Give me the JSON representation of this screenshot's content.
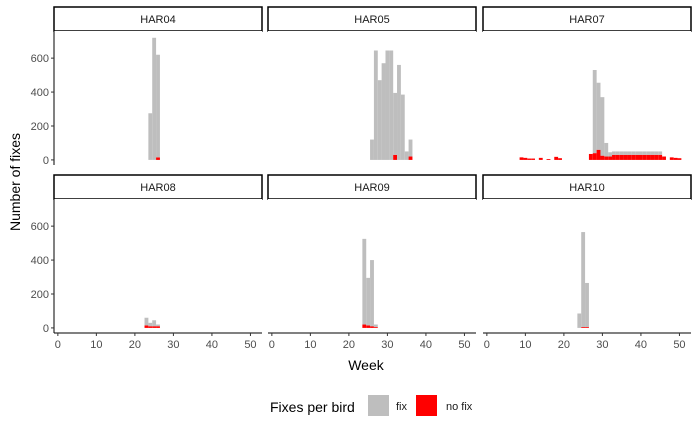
{
  "chart_data": {
    "type": "bar",
    "stacked": true,
    "facet_layout": "2 rows x 3 columns, shared axes",
    "xlabel": "Week",
    "ylabel": "Number of fixes",
    "xlim": [
      -1,
      53
    ],
    "ylim": [
      -30,
      760
    ],
    "x_ticks": [
      0,
      10,
      20,
      30,
      40,
      50
    ],
    "y_ticks": [
      0,
      200,
      400,
      600
    ],
    "legend": {
      "title": "Fixes per bird",
      "position": "bottom",
      "entries": [
        {
          "key": "fix",
          "label": "fix",
          "color": "#bebebe"
        },
        {
          "key": "nofix",
          "label": "no fix",
          "color": "#ff0000"
        }
      ]
    },
    "facets": [
      {
        "name": "HAR04",
        "bars": [
          {
            "week": 24,
            "fix": 275,
            "nofix": 0
          },
          {
            "week": 25,
            "fix": 720,
            "nofix": 0
          },
          {
            "week": 26,
            "fix": 605,
            "nofix": 15
          }
        ]
      },
      {
        "name": "HAR05",
        "bars": [
          {
            "week": 26,
            "fix": 120,
            "nofix": 0
          },
          {
            "week": 27,
            "fix": 645,
            "nofix": 0
          },
          {
            "week": 28,
            "fix": 470,
            "nofix": 0
          },
          {
            "week": 29,
            "fix": 570,
            "nofix": 0
          },
          {
            "week": 30,
            "fix": 645,
            "nofix": 0
          },
          {
            "week": 31,
            "fix": 645,
            "nofix": 0
          },
          {
            "week": 32,
            "fix": 365,
            "nofix": 30
          },
          {
            "week": 33,
            "fix": 560,
            "nofix": 0
          },
          {
            "week": 34,
            "fix": 385,
            "nofix": 0
          },
          {
            "week": 35,
            "fix": 50,
            "nofix": 0
          },
          {
            "week": 36,
            "fix": 100,
            "nofix": 20
          }
        ]
      },
      {
        "name": "HAR07",
        "bars": [
          {
            "week": 9,
            "fix": 0,
            "nofix": 15
          },
          {
            "week": 10,
            "fix": 0,
            "nofix": 12
          },
          {
            "week": 11,
            "fix": 0,
            "nofix": 8
          },
          {
            "week": 12,
            "fix": 0,
            "nofix": 8
          },
          {
            "week": 14,
            "fix": 0,
            "nofix": 12
          },
          {
            "week": 16,
            "fix": 0,
            "nofix": 5
          },
          {
            "week": 18,
            "fix": 0,
            "nofix": 18
          },
          {
            "week": 19,
            "fix": 0,
            "nofix": 10
          },
          {
            "week": 27,
            "fix": 0,
            "nofix": 35
          },
          {
            "week": 28,
            "fix": 490,
            "nofix": 40
          },
          {
            "week": 29,
            "fix": 395,
            "nofix": 60
          },
          {
            "week": 30,
            "fix": 345,
            "nofix": 25
          },
          {
            "week": 31,
            "fix": 80,
            "nofix": 20
          },
          {
            "week": 32,
            "fix": 25,
            "nofix": 20
          },
          {
            "week": 33,
            "fix": 20,
            "nofix": 30
          },
          {
            "week": 34,
            "fix": 20,
            "nofix": 30
          },
          {
            "week": 35,
            "fix": 20,
            "nofix": 30
          },
          {
            "week": 36,
            "fix": 20,
            "nofix": 30
          },
          {
            "week": 37,
            "fix": 20,
            "nofix": 30
          },
          {
            "week": 38,
            "fix": 20,
            "nofix": 30
          },
          {
            "week": 39,
            "fix": 20,
            "nofix": 30
          },
          {
            "week": 40,
            "fix": 20,
            "nofix": 30
          },
          {
            "week": 41,
            "fix": 20,
            "nofix": 30
          },
          {
            "week": 42,
            "fix": 20,
            "nofix": 30
          },
          {
            "week": 43,
            "fix": 20,
            "nofix": 30
          },
          {
            "week": 44,
            "fix": 20,
            "nofix": 30
          },
          {
            "week": 45,
            "fix": 20,
            "nofix": 30
          },
          {
            "week": 46,
            "fix": 0,
            "nofix": 20
          },
          {
            "week": 48,
            "fix": 0,
            "nofix": 15
          },
          {
            "week": 49,
            "fix": 0,
            "nofix": 12
          },
          {
            "week": 50,
            "fix": 0,
            "nofix": 10
          }
        ]
      },
      {
        "name": "HAR08",
        "bars": [
          {
            "week": 23,
            "fix": 45,
            "nofix": 15
          },
          {
            "week": 24,
            "fix": 20,
            "nofix": 10
          },
          {
            "week": 25,
            "fix": 35,
            "nofix": 10
          },
          {
            "week": 26,
            "fix": 10,
            "nofix": 10
          }
        ]
      },
      {
        "name": "HAR09",
        "bars": [
          {
            "week": 24,
            "fix": 505,
            "nofix": 20
          },
          {
            "week": 25,
            "fix": 280,
            "nofix": 15
          },
          {
            "week": 26,
            "fix": 390,
            "nofix": 10
          },
          {
            "week": 27,
            "fix": 15,
            "nofix": 5
          }
        ]
      },
      {
        "name": "HAR10",
        "bars": [
          {
            "week": 24,
            "fix": 85,
            "nofix": 0
          },
          {
            "week": 25,
            "fix": 560,
            "nofix": 5
          },
          {
            "week": 26,
            "fix": 260,
            "nofix": 5
          }
        ]
      }
    ]
  }
}
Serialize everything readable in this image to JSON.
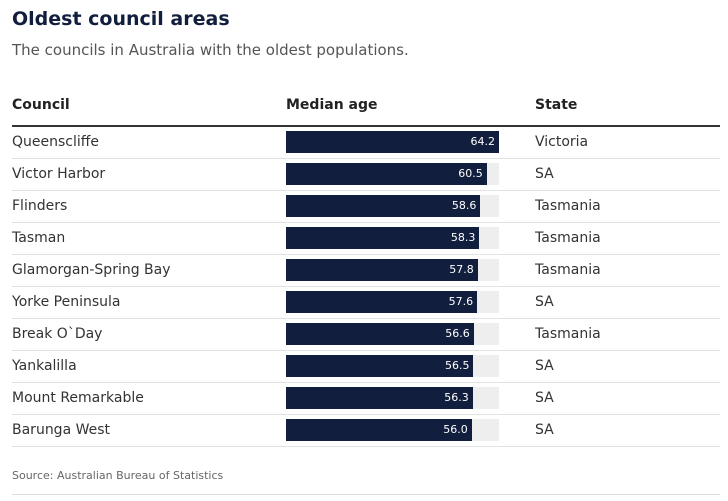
{
  "title": "Oldest council areas",
  "subtitle": "The councils in Australia with the oldest populations.",
  "columns": {
    "council": "Council",
    "median_age": "Median age",
    "state": "State"
  },
  "source": "Source: Australian Bureau of Statistics",
  "colors": {
    "bar": "#121e3d",
    "track": "#eeeeee",
    "title": "#121e3d"
  },
  "chart_data": {
    "type": "bar",
    "orientation": "horizontal",
    "title": "Oldest council areas",
    "subtitle": "The councils in Australia with the oldest populations.",
    "xlabel": "Median age",
    "ylabel": "Council",
    "xlim": [
      0,
      64.2
    ],
    "categories": [
      "Queenscliffe",
      "Victor Harbor",
      "Flinders",
      "Tasman",
      "Glamorgan-Spring Bay",
      "Yorke Peninsula",
      "Break O`Day",
      "Yankalilla",
      "Mount Remarkable",
      "Barunga West"
    ],
    "values": [
      64.2,
      60.5,
      58.6,
      58.3,
      57.8,
      57.6,
      56.6,
      56.5,
      56.3,
      56.0
    ],
    "value_labels": [
      "64.2",
      "60.5",
      "58.6",
      "58.3",
      "57.8",
      "57.6",
      "56.6",
      "56.5",
      "56.3",
      "56.0"
    ],
    "states": [
      "Victoria",
      "SA",
      "Tasmania",
      "Tasmania",
      "Tasmania",
      "SA",
      "Tasmania",
      "SA",
      "SA",
      "SA"
    ],
    "grid": false,
    "legend": "none"
  }
}
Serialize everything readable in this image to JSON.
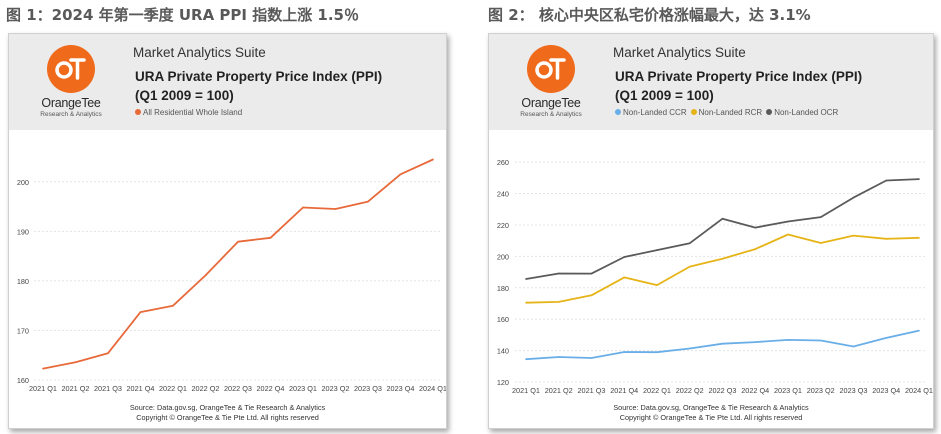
{
  "figures": [
    {
      "caption": "图 1：2024 年第一季度 URA PPI 指数上涨 1.5％",
      "logo": {
        "name": "OrangeTee",
        "subtitle": "Research & Analytics"
      },
      "suite": "Market Analytics Suite",
      "title_line1": "URA Private Property Price Index (PPI)",
      "title_line2": "(Q1 2009 = 100)",
      "source": "Source: Data.gov.sg, OrangeTee & Tie Research & Analytics",
      "copyright": "Copyright © OrangeTee & Tie Pte Ltd. All rights reserved"
    },
    {
      "caption": "图 2： 核心中央区私宅价格涨幅最大，达 3.1%",
      "logo": {
        "name": "OrangeTee",
        "subtitle": "Research & Analytics"
      },
      "suite": "Market Analytics Suite",
      "title_line1": "URA Private Property Price Index (PPI)",
      "title_line2": "(Q1 2009 = 100)",
      "source": "Source: Data.gov.sg, OrangeTee & Tie Research & Analytics",
      "copyright": "Copyright © OrangeTee & Tie Pte Ltd. All rights reserved"
    }
  ],
  "chart_data": [
    {
      "type": "line",
      "title": "URA Private Property Price Index (PPI)",
      "subtitle": "(Q1 2009 = 100)",
      "categories": [
        "2021 Q1",
        "2021 Q2",
        "2021 Q3",
        "2021 Q4",
        "2022 Q1",
        "2022 Q2",
        "2022 Q3",
        "2022 Q4",
        "2023 Q1",
        "2023 Q2",
        "2023 Q3",
        "2023 Q4",
        "2024 Q1"
      ],
      "series": [
        {
          "name": "All Residential Whole Island",
          "color": "#e8693a",
          "values": [
            162.3,
            163.6,
            165.4,
            173.7,
            175.0,
            181.1,
            187.9,
            188.7,
            194.8,
            194.5,
            196.0,
            201.5,
            204.5
          ]
        }
      ],
      "ylim": [
        160,
        205
      ],
      "yticks": [
        160,
        170,
        180,
        190,
        200
      ],
      "grid": true,
      "legend": "top-left"
    },
    {
      "type": "line",
      "title": "URA Private Property Price Index (PPI)",
      "subtitle": "(Q1 2009 = 100)",
      "categories": [
        "2021 Q1",
        "2021 Q2",
        "2021 Q3",
        "2021 Q4",
        "2022 Q1",
        "2022 Q2",
        "2022 Q3",
        "2022 Q4",
        "2023 Q1",
        "2023 Q2",
        "2023 Q3",
        "2023 Q4",
        "2024 Q1"
      ],
      "series": [
        {
          "name": "Non-Landed CCR",
          "color": "#6aaee8",
          "values": [
            134.5,
            135.9,
            135.3,
            139.1,
            139.0,
            141.3,
            144.4,
            145.4,
            146.8,
            146.4,
            142.6,
            148.1,
            152.7
          ]
        },
        {
          "name": "Non-Landed RCR",
          "color": "#e6b417",
          "values": [
            170.5,
            171.0,
            175.2,
            186.6,
            181.7,
            193.5,
            198.5,
            204.6,
            213.9,
            208.5,
            213.2,
            211.2,
            211.8
          ]
        },
        {
          "name": "Non-Landed OCR",
          "color": "#5a5a5a",
          "values": [
            185.6,
            189.1,
            189.0,
            199.6,
            204.0,
            208.4,
            224.0,
            218.3,
            222.2,
            225.0,
            237.4,
            248.3,
            249.2
          ]
        }
      ],
      "ylim": [
        120,
        262
      ],
      "yticks": [
        120,
        140,
        160,
        180,
        200,
        220,
        240,
        260
      ],
      "grid": true,
      "legend": "top-left"
    }
  ]
}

**********

Your task >>
Find and copy every line in the entries above where the string "name" occurs.

Final answer >>
        "name": "HAR04",
        "name": "HAR05",
        "name": "HAR07",
        "name": "HAR08",
        "name": "HAR09",
        "name": "HAR10",
        "name": "OrangeTee",
        "name": "OrangeTee",
          "name": "All Residential Whole Island",
          "name": "Non-Landed CCR",
          "name": "Non-Landed RCR",
          "name": "Non-Landed OCR",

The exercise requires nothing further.